[Items from a dataset]
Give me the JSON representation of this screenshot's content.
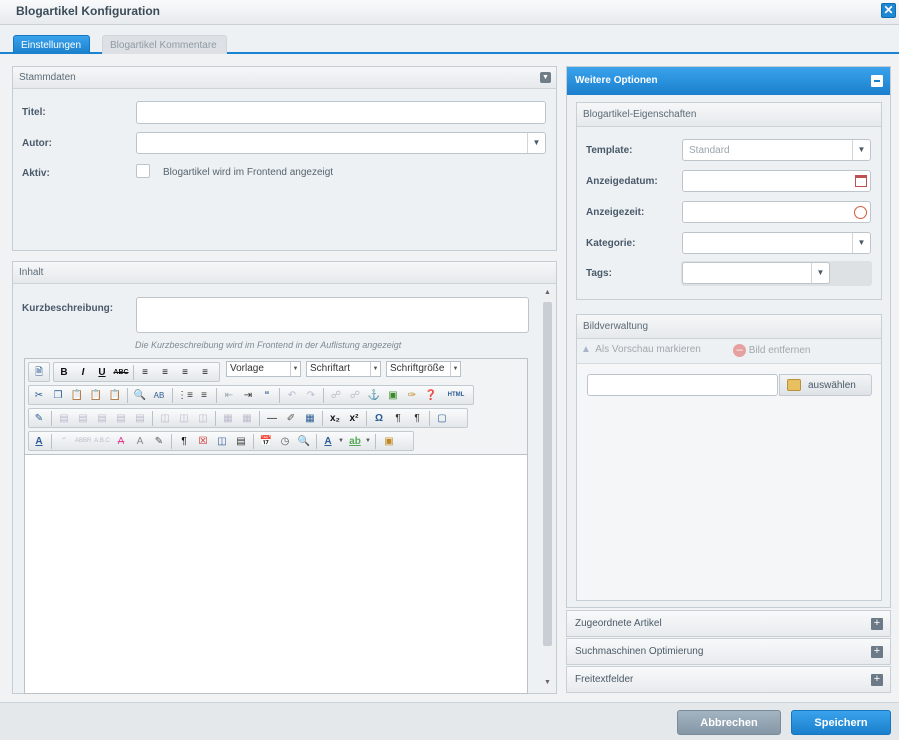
{
  "window": {
    "title": "Blogartikel Konfiguration",
    "close_glyph": "✕"
  },
  "tabs": [
    {
      "label": "Einstellungen",
      "active": true
    },
    {
      "label": "Blogartikel Kommentare",
      "active": false
    }
  ],
  "stammdaten": {
    "header": "Stammdaten",
    "titel_label": "Titel:",
    "titel_value": "",
    "autor_label": "Autor:",
    "autor_value": "",
    "aktiv_label": "Aktiv:",
    "aktiv_checked": false,
    "aktiv_text": "Blogartikel wird im Frontend angezeigt"
  },
  "inhalt": {
    "header": "Inhalt",
    "kurz_label": "Kurzbeschreibung:",
    "kurz_value": "",
    "kurz_hint": "Die Kurzbeschreibung wird im Frontend in der Auflistung angezeigt",
    "editor": {
      "format_select": "Vorlage",
      "font_select": "Schriftart",
      "size_select": "Schriftgröße",
      "html_label": "HTML",
      "content": ""
    }
  },
  "weitere": {
    "header": "Weitere Optionen",
    "eigenschaften": {
      "header": "Blogartikel-Eigenschaften",
      "template_label": "Template:",
      "template_value": "Standard",
      "datum_label": "Anzeigedatum:",
      "datum_value": "",
      "zeit_label": "Anzeigezeit:",
      "zeit_value": "",
      "kategorie_label": "Kategorie:",
      "kategorie_value": "",
      "tags_label": "Tags:",
      "tags_value": ""
    },
    "bildverwaltung": {
      "header": "Bildverwaltung",
      "preview_action": "Als Vorschau markieren",
      "remove_action": "Bild entfernen",
      "file_value": "",
      "select_button": "auswählen"
    },
    "sections": [
      {
        "label": "Zugeordnete Artikel"
      },
      {
        "label": "Suchmaschinen Optimierung"
      },
      {
        "label": "Freitextfelder"
      }
    ]
  },
  "footer": {
    "cancel": "Abbrechen",
    "save": "Speichern"
  },
  "colors": {
    "accent": "#1b83d2",
    "cancel_bg": "#8fa3b3",
    "panel_bg": "#eef1f3"
  }
}
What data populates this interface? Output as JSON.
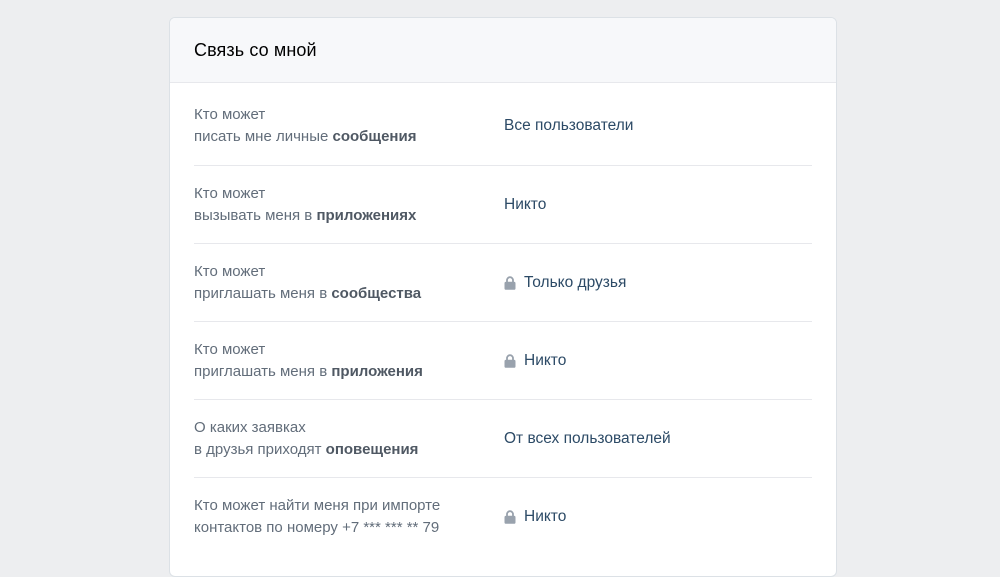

AIM:
Gather up every line from the listing above in which the word "this" occurs.

TASK ANSWER:
Give me the JSON representation of this screenshot's content.
What data populates this interface? Output as JSON.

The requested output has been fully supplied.